### [What the task requires]
Produce an exact copy of all the data below, dropping every image.

### [Items]
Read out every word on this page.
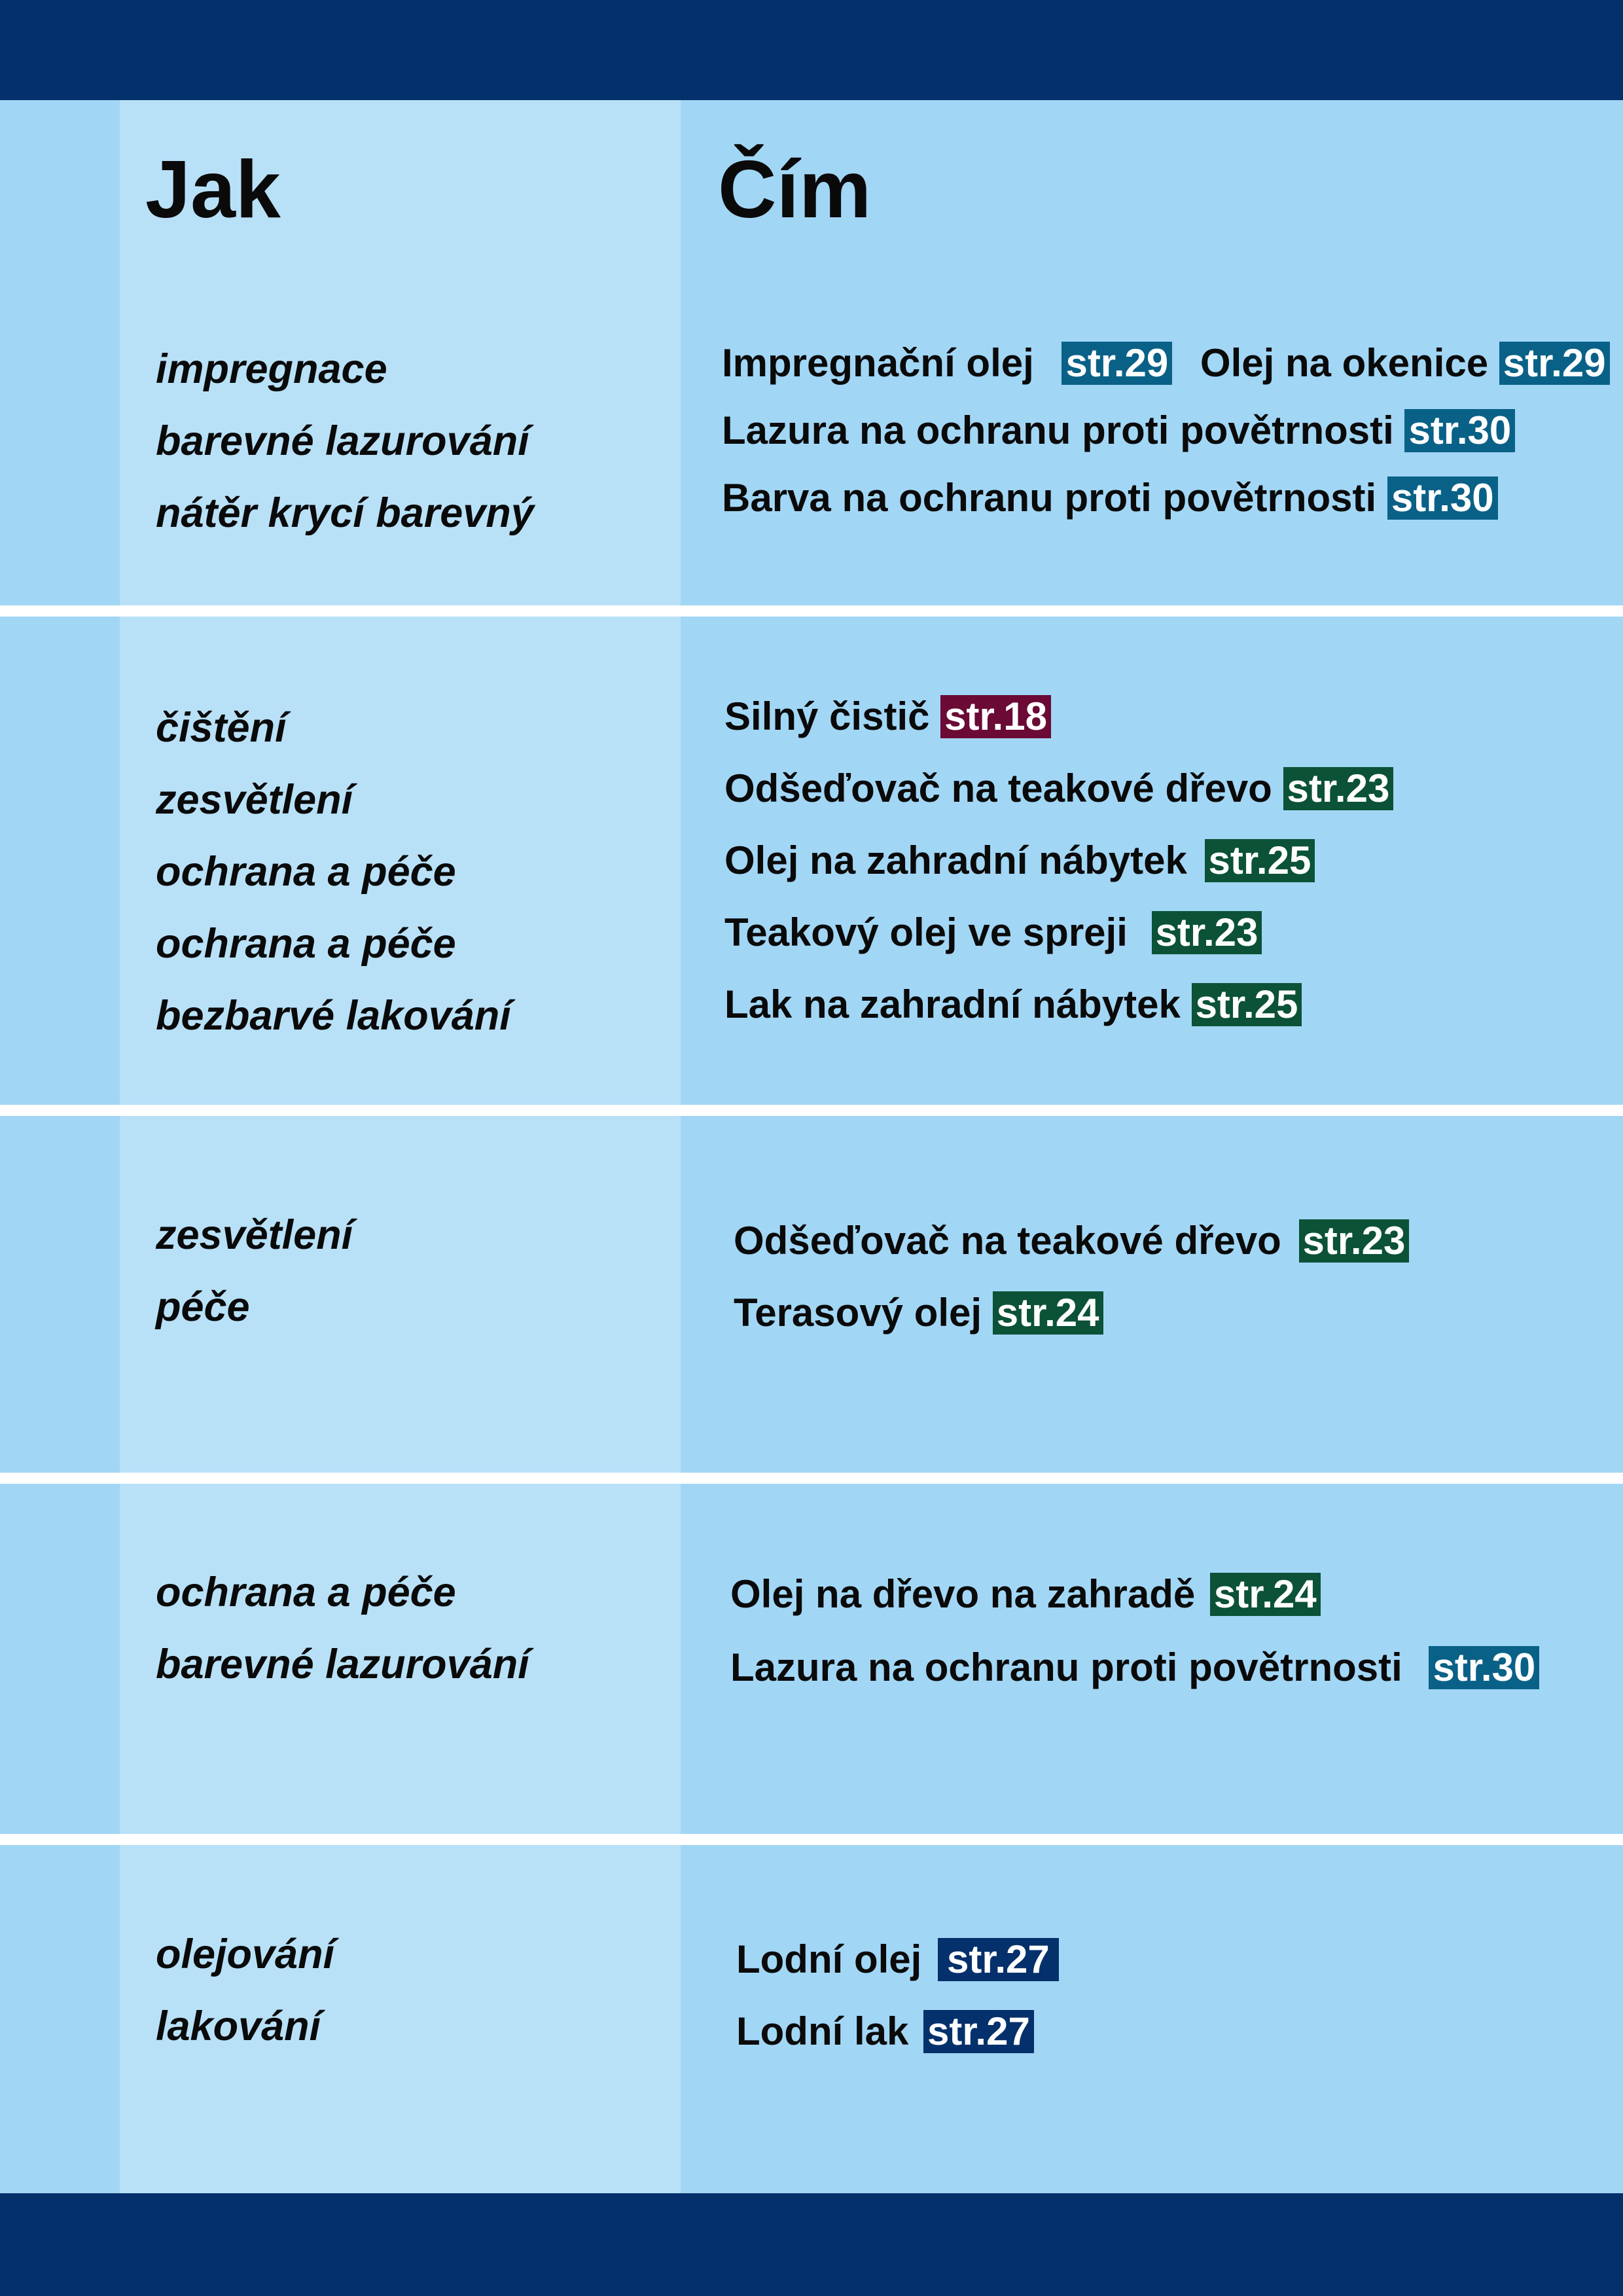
Jak	Čím
impregnace
barevné lazurování
nátěr krycí barevný
Impregnační olej str.29 Olej na okenice str.29
Lazura na ochranu proti povětrnosti str.30
Barva na ochranu proti povětrnosti str.30
čištění
zesvětlení
ochrana a péče
ochrana a péče
bezbarvé lakování
Silný čistič str.18
Odšeďovač na teakové dřevo str.23
Olej na zahradní nábytek str.25
Teakový olej ve spreji str.23
Lak na zahradní nábytek str.25
zesvětlení
péče
Odšeďovač na teakové dřevo str.23
Terasový olej str.24
ochrana a péče
barevné lazurování
Olej na dřevo na zahradě str.24
Lazura na ochranu proti povětrnosti str.30
olejování
lakování
Lodní olej str.27
Lodní lak str.27
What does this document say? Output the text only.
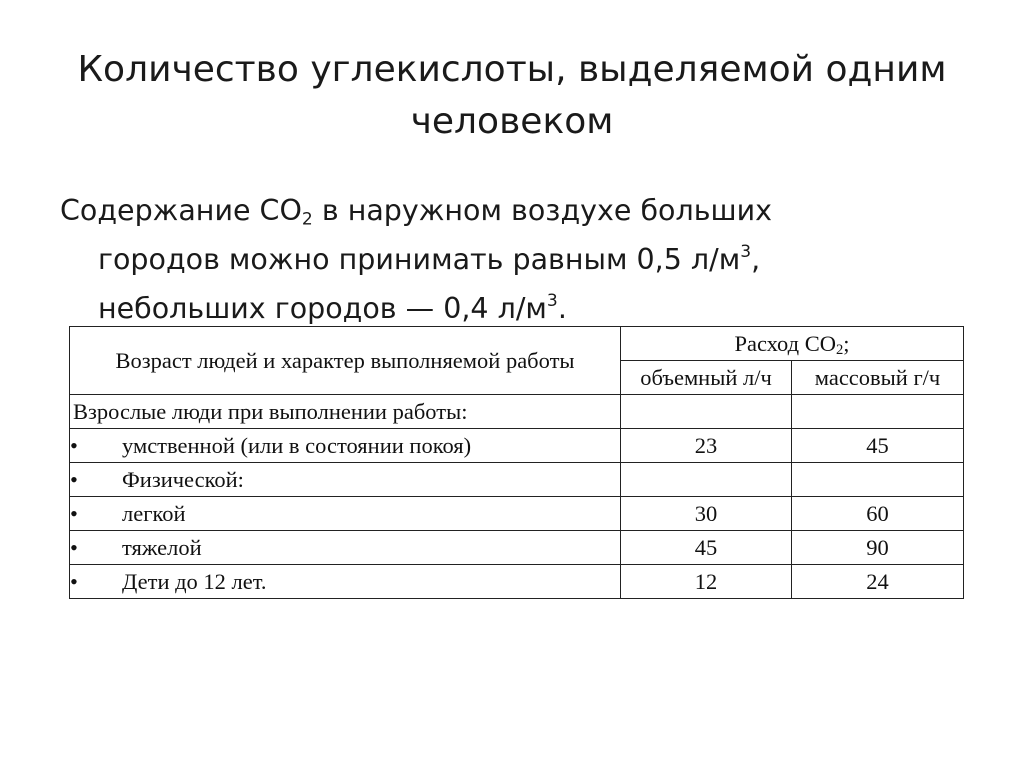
Количество углекислоты, выделяемой одним человеком
Содержание $CO_2$ в наружном воздухе больших
городов можно принимать равным 0,5 $л/м^3$,
небольших городов — 0,4 $л/м^3$.
Возраст людей и характер выполняемой работы	Расход $CO_2$;	
	объемный л/ч	массовый г/ч
Взрослые люди при выполнении работы:		
• умственной (или в состоянии покоя)	23	45
• Физической:		
• легкой	30	60
• тяжелой	45	90
• Дети до 12 лет.	12	24
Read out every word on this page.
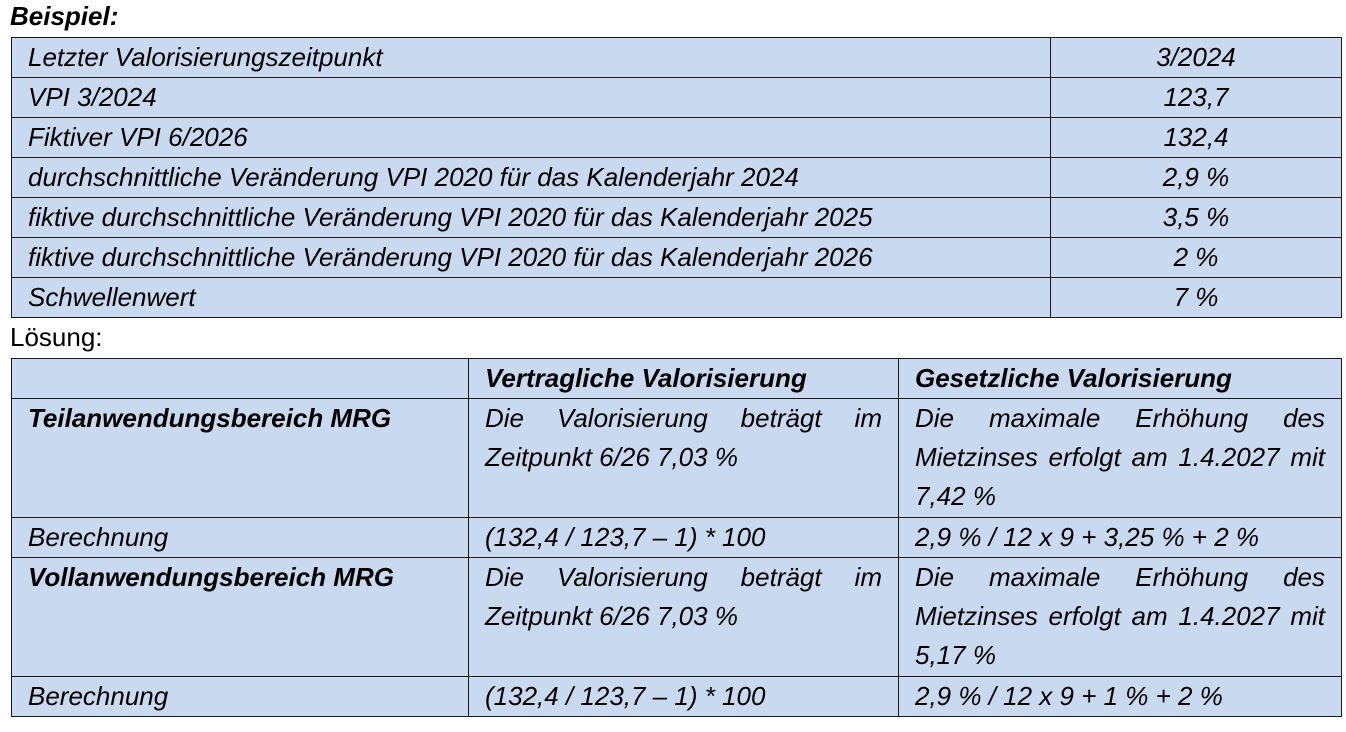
Beispiel:
Letzter Valorisierungszeitpunkt	3/2024
VPI 3/2024	123,7
Fiktiver VPI 6/2026	132,4
durchschnittliche Veränderung VPI 2020 für das Kalenderjahr 2024	2,9 %
fiktive durchschnittliche Veränderung VPI 2020 für das Kalenderjahr 2025	3,5 %
fiktive durchschnittliche Veränderung VPI 2020 für das Kalenderjahr 2026	2 %
Schwellenwert	7 %
Lösung:
	Vertragliche Valorisierung	Gesetzliche Valorisierung
Teilanwendungsbereich MRG	Die Valorisierung beträgt im Zeitpunkt 6/26 7,03 %	Die maximale Erhöhung des Mietzinses erfolgt am 1.4.2027 mit 7,42 %
Berechnung	(132,4 / 123,7 – 1) * 100	2,9 % / 12 x 9 + 3,25 % + 2 %
Vollanwendungsbereich MRG	Die Valorisierung beträgt im Zeitpunkt 6/26 7,03 %	Die maximale Erhöhung des Mietzinses erfolgt am 1.4.2027 mit 5,17 %
Berechnung	(132,4 / 123,7 – 1) * 100	2,9 % / 12 x 9 + 1 % + 2 %
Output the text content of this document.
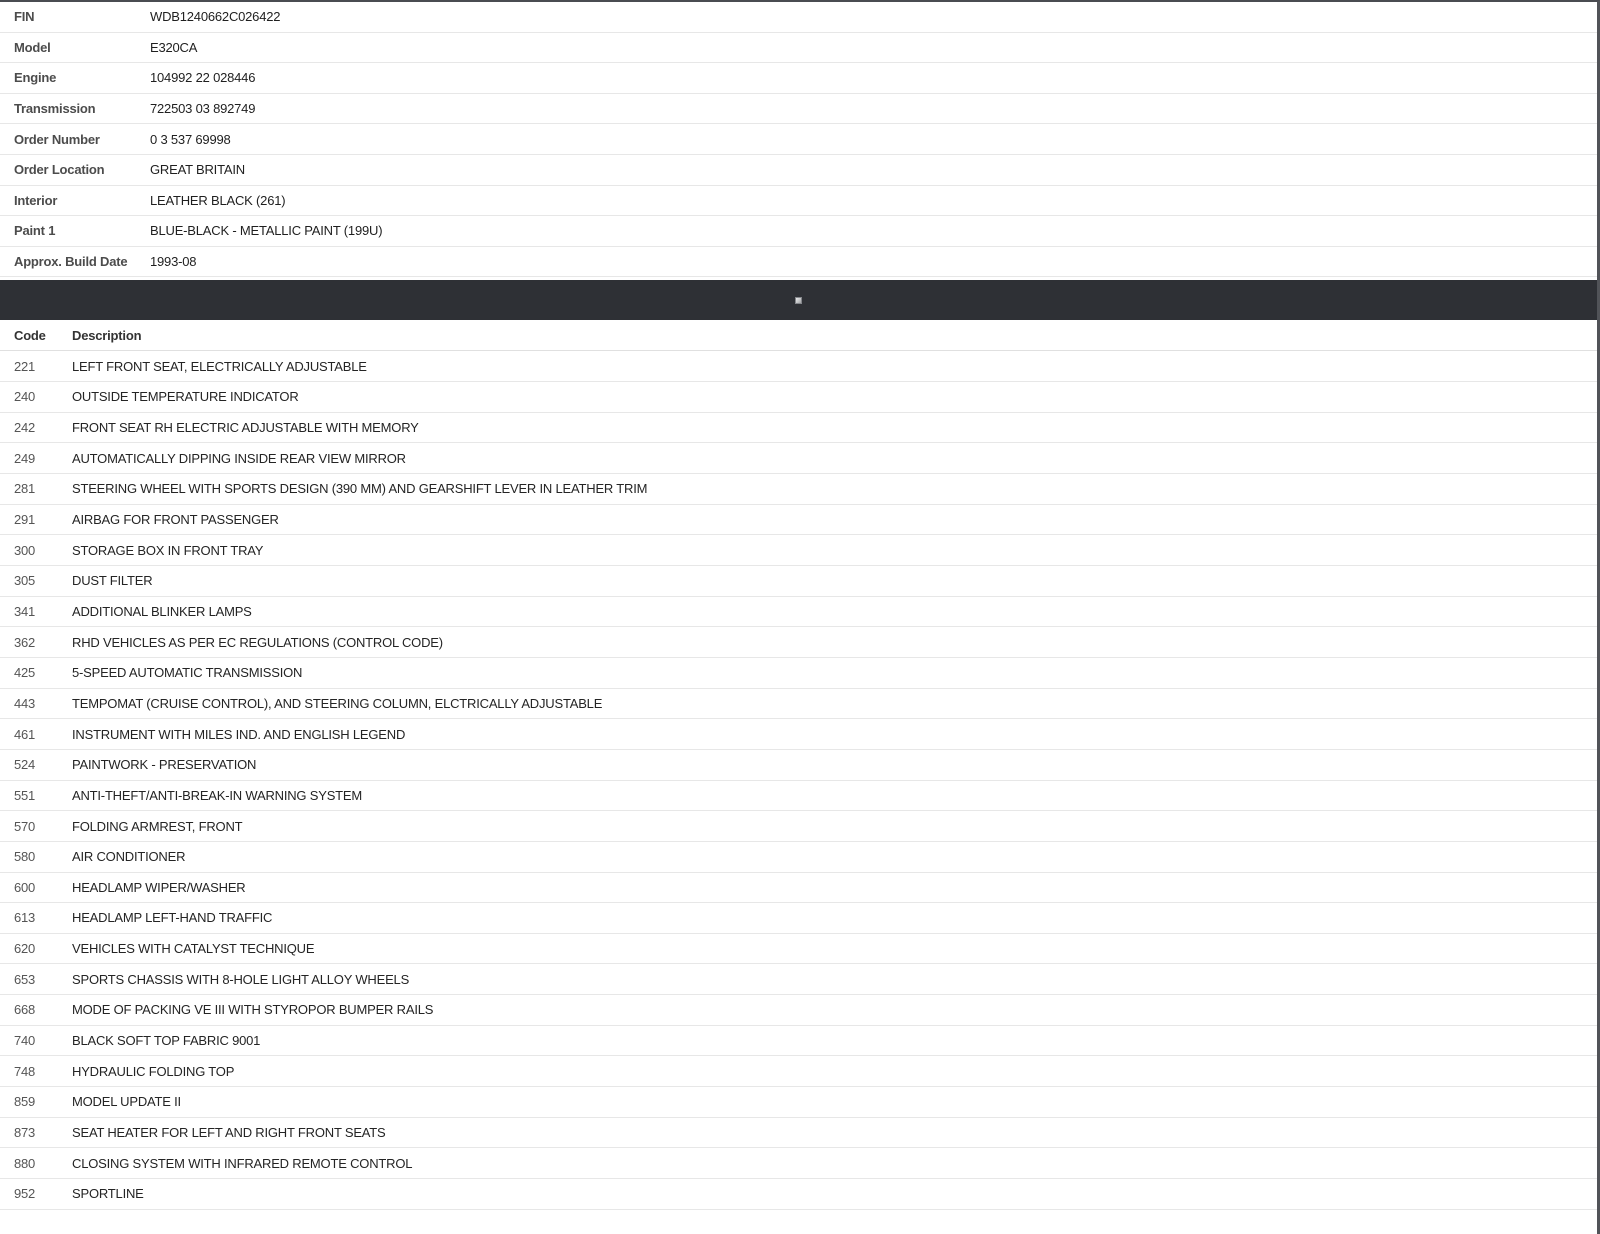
FIN	WDB1240662C026422
Model	E320CA
Engine	104992 22 028446
Transmission	722503 03 892749
Order Number	0 3 537 69998
Order Location	GREAT BRITAIN
Interior	LEATHER BLACK (261)
Paint 1	BLUE-BLACK - METALLIC PAINT (199U)
Approx. Build Date	1993-08
Code	Description
221	LEFT FRONT SEAT, ELECTRICALLY ADJUSTABLE
240	OUTSIDE TEMPERATURE INDICATOR
242	FRONT SEAT RH ELECTRIC ADJUSTABLE WITH MEMORY
249	AUTOMATICALLY DIPPING INSIDE REAR VIEW MIRROR
281	STEERING WHEEL WITH SPORTS DESIGN (390 MM) AND GEARSHIFT LEVER IN LEATHER TRIM
291	AIRBAG FOR FRONT PASSENGER
300	STORAGE BOX IN FRONT TRAY
305	DUST FILTER
341	ADDITIONAL BLINKER LAMPS
362	RHD VEHICLES AS PER EC REGULATIONS (CONTROL CODE)
425	5-SPEED AUTOMATIC TRANSMISSION
443	TEMPOMAT (CRUISE CONTROL), AND STEERING COLUMN, ELCTRICALLY ADJUSTABLE
461	INSTRUMENT WITH MILES IND. AND ENGLISH LEGEND
524	PAINTWORK - PRESERVATION
551	ANTI-THEFT/ANTI-BREAK-IN WARNING SYSTEM
570	FOLDING ARMREST, FRONT
580	AIR CONDITIONER
600	HEADLAMP WIPER/WASHER
613	HEADLAMP LEFT-HAND TRAFFIC
620	VEHICLES WITH CATALYST TECHNIQUE
653	SPORTS CHASSIS WITH 8-HOLE LIGHT ALLOY WHEELS
668	MODE OF PACKING VE III WITH STYROPOR BUMPER RAILS
740	BLACK SOFT TOP FABRIC 9001
748	HYDRAULIC FOLDING TOP
859	MODEL UPDATE II
873	SEAT HEATER FOR LEFT AND RIGHT FRONT SEATS
880	CLOSING SYSTEM WITH INFRARED REMOTE CONTROL
952	SPORTLINE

### [Complete response]
Read out every word on this page.
Jak	Čím
impregnace
barevné lazurování
nátěr krycí barevný
Impregnační olej str.29 Olej na okenice str.29
Lazura na ochranu proti povětrnosti str.30
Barva na ochranu proti povětrnosti str.30
čištění
zesvětlení
ochrana a péče
ochrana a péče
bezbarvé lakování
Silný čistič str.18
Odšeďovač na teakové dřevo str.23
Olej na zahradní nábytek str.25
Teakový olej ve spreji str.23
Lak na zahradní nábytek str.25
zesvětlení
péče
Odšeďovač na teakové dřevo str.23
Terasový olej str.24
ochrana a péče
barevné lazurování
Olej na dřevo na zahradě str.24
Lazura na ochranu proti povětrnosti str.30
olejování
lakování
Lodní olej str.27
Lodní lak str.27
What does this document say? Output the text only.
Количество углекислоты, выделяемой одним человеком
Содержание $CO_2$ в наружном воздухе больших
городов можно принимать равным 0,5 $л/м^3$,
небольших городов — 0,4 $л/м^3$.
Возраст людей и характер выполняемой работы	Расход $CO_2$;	
	объемный л/ч	массовый г/ч
Взрослые люди при выполнении работы:		
• умственной (или в состоянии покоя)	23	45
• Физической:		
• легкой	30	60
• тяжелой	45	90
• Дети до 12 лет.	12	24
Read out every word on this page.
Beispiel:
Letzter Valorisierungszeitpunkt	3/2024
VPI 3/2024	123,7
Fiktiver VPI 6/2026	132,4
durchschnittliche Veränderung VPI 2020 für das Kalenderjahr 2024	2,9 %
fiktive durchschnittliche Veränderung VPI 2020 für das Kalenderjahr 2025	3,5 %
fiktive durchschnittliche Veränderung VPI 2020 für das Kalenderjahr 2026	2 %
Schwellenwert	7 %
Lösung:
	Vertragliche Valorisierung	Gesetzliche Valorisierung
Teilanwendungsbereich MRG	Die Valorisierung beträgt im Zeitpunkt 6/26 7,03 %	Die maximale Erhöhung des Mietzinses erfolgt am 1.4.2027 mit 7,42 %
Berechnung	(132,4 / 123,7 – 1) * 100	2,9 % / 12 x 9 + 3,25 % + 2 %
Vollanwendungsbereich MRG	Die Valorisierung beträgt im Zeitpunkt 6/26 7,03 %	Die maximale Erhöhung des Mietzinses erfolgt am 1.4.2027 mit 5,17 %
Berechnung	(132,4 / 123,7 – 1) * 100	2,9 % / 12 x 9 + 1 % + 2 %
Output the text content of this document.
FIN	WDB1240662C026422
Model	E320CA
Engine	104992 22 028446
Transmission	722503 03 892749
Order Number	0 3 537 69998
Order Location	GREAT BRITAIN
Interior	LEATHER BLACK (261)
Paint 1	BLUE-BLACK - METALLIC PAINT (199U)
Approx. Build Date	1993-08
Code	Description
221	LEFT FRONT SEAT, ELECTRICALLY ADJUSTABLE
240	OUTSIDE TEMPERATURE INDICATOR
242	FRONT SEAT RH ELECTRIC ADJUSTABLE WITH MEMORY
249	AUTOMATICALLY DIPPING INSIDE REAR VIEW MIRROR
281	STEERING WHEEL WITH SPORTS DESIGN (390 MM) AND GEARSHIFT LEVER IN LEATHER TRIM
291	AIRBAG FOR FRONT PASSENGER
300	STORAGE BOX IN FRONT TRAY
305	DUST FILTER
341	ADDITIONAL BLINKER LAMPS
362	RHD VEHICLES AS PER EC REGULATIONS (CONTROL CODE)
425	5-SPEED AUTOMATIC TRANSMISSION
443	TEMPOMAT (CRUISE CONTROL), AND STEERING COLUMN, ELCTRICALLY ADJUSTABLE
461	INSTRUMENT WITH MILES IND. AND ENGLISH LEGEND
524	PAINTWORK - PRESERVATION
551	ANTI-THEFT/ANTI-BREAK-IN WARNING SYSTEM
570	FOLDING ARMREST, FRONT
580	AIR CONDITIONER
600	HEADLAMP WIPER/WASHER
613	HEADLAMP LEFT-HAND TRAFFIC
620	VEHICLES WITH CATALYST TECHNIQUE
653	SPORTS CHASSIS WITH 8-HOLE LIGHT ALLOY WHEELS
668	MODE OF PACKING VE III WITH STYROPOR BUMPER RAILS
740	BLACK SOFT TOP FABRIC 9001
748	HYDRAULIC FOLDING TOP
859	MODEL UPDATE II
873	SEAT HEATER FOR LEFT AND RIGHT FRONT SEATS
880	CLOSING SYSTEM WITH INFRARED REMOTE CONTROL
952	SPORTLINE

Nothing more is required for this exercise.